[start]

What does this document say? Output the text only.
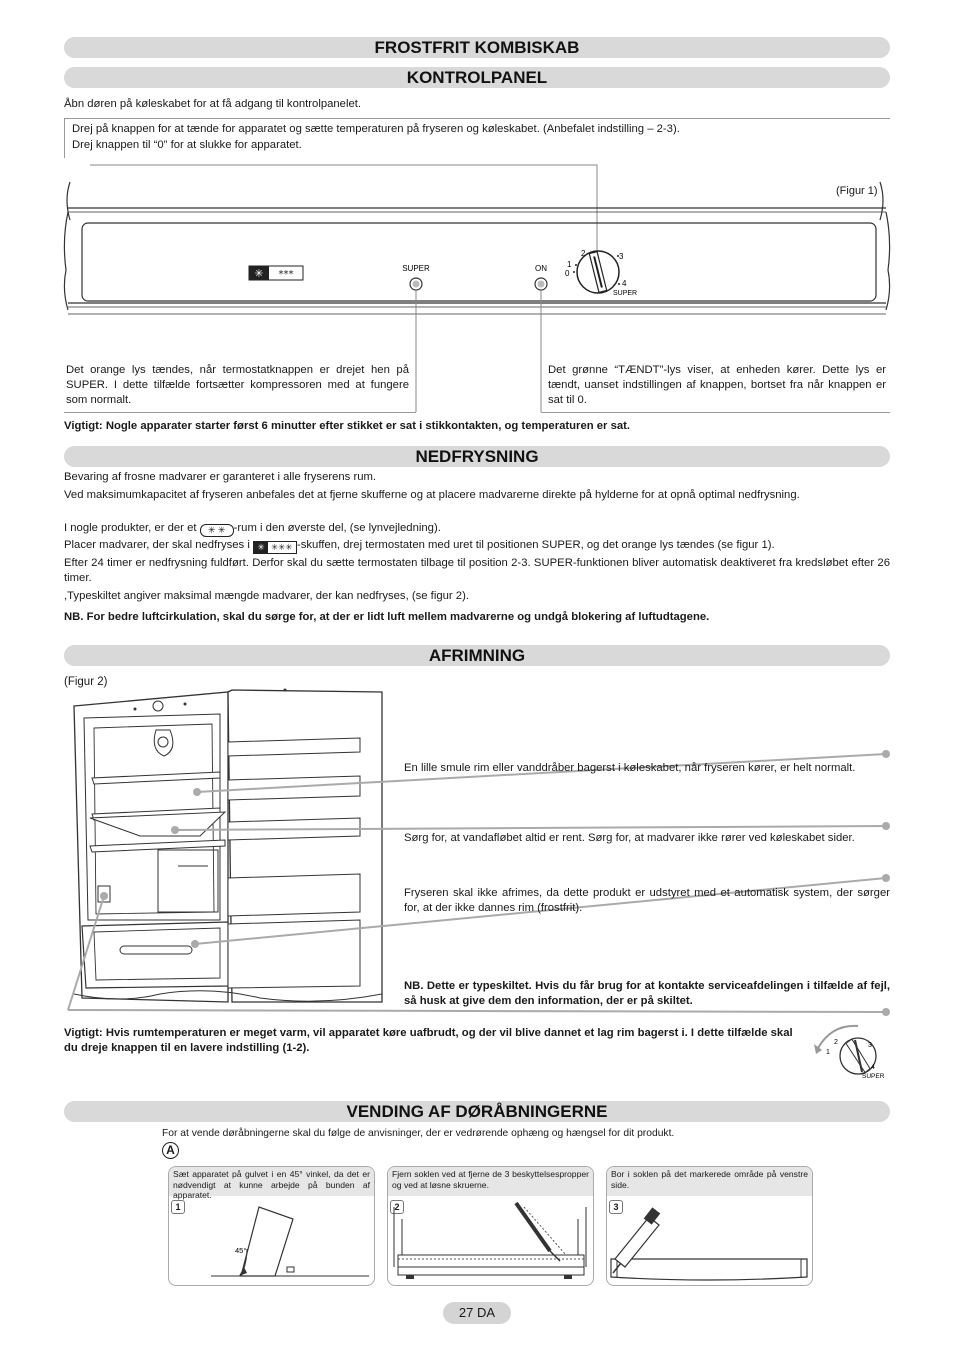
FROSTFRIT KOMBISKAB
KONTROLPANEL
Åbn døren på køleskabet for at få adgang til kontrolpanelet.
Drej på knappen for at tænde for apparatet og sætte temperaturen på fryseren og køleskabet. (Anbefalet indstilling – 2-3).
Drej knappen til “0” for at slukke for apparatet.
(Figur 1)
✳ ***
SUPER	ON
2	3
1
0
4
SUPER
Det orange lys tændes, når termostatknappen er drejet hen på SUPER. I dette tilfælde fortsætter kompressoren med at fungere som normalt.
Det grønne “TÆNDT”-lys viser, at enheden kører. Dette lys er tændt, uanset indstillingen af knappen, bortset fra når knappen er sat til 0.
Vigtigt: Nogle apparater starter først 6 minutter efter stikket er sat i stikkontakten, og temperaturen er sat.
NEDFRYSNING
Bevaring af frosne madvarer er garanteret i alle fryserens rum.
Ved maksimumkapacitet af fryseren anbefales det at fjerne skufferne og at placere madvarerne direkte på hylderne for at opnå optimal nedfrysning.
I nogle produkter, er der et ✳ ✳ -rum i den øverste del, (se lynvejledning).
Placer madvarer, der skal nedfryses i ✳ ✳✳✳ -skuffen, drej termostaten med uret til positionen SUPER, og det orange lys tændes (se figur 1).
Efter 24 timer er nedfrysning fuldført. Derfor skal du sætte termostaten tilbage til position 2-3. SUPER-funktionen bliver automatisk deaktiveret fra kredsløbet efter 26 timer.
,Typeskiltet angiver maksimal mængde madvarer, der kan nedfryses, (se figur 2).
NB. For bedre luftcirkulation, skal du sørge for, at der er lidt luft mellem madvarerne og undgå blokering af luftudtagene.
AFRIMNING
(Figur 2)
En lille smule rim eller vanddråber bagerst i køleskabet, når fryseren kører, er helt normalt.
Sørg for, at vandafløbet altid er rent. Sørg for, at madvarer ikke rører ved køleskabet sider.
Fryseren skal ikke afrimes, da dette produkt er udstyret med et automatisk system, der sørger for, at der ikke dannes rim (frostfrit).
NB. Dette er typeskiltet. Hvis du får brug for at kontakte serviceafdelingen i tilfælde af fejl, så husk at give dem den information, der er på skiltet.
Vigtigt: Hvis rumtemperaturen er meget varm, vil apparatet køre uafbrudt, og der vil blive dannet et lag rim bagerst i. I dette tilfælde skal du dreje knappen til en lavere indstilling (1-2).	2
1
3
4
SUPER
VENDING AF DØRÅBNINGERNE
For at vende døråbningerne skal du følge de anvisninger, der er vedrørende ophæng og hængsel for dit produkt.
A
Sæt apparatet på gulvet i en 45° vinkel, da det er nødvendigt at kunne arbejde på bunden af apparatet.
1
45°
Fjern soklen ved at fjerne de 3 beskyttelsespropper og ved at løsne skruerne.
2
Bor i soklen på det markerede område på venstre side.
3
27 DA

[end]

TASK GOAL →
Going through the data, tally the lines containing "orange" and report only the result.

WRITTEN REPLY →
2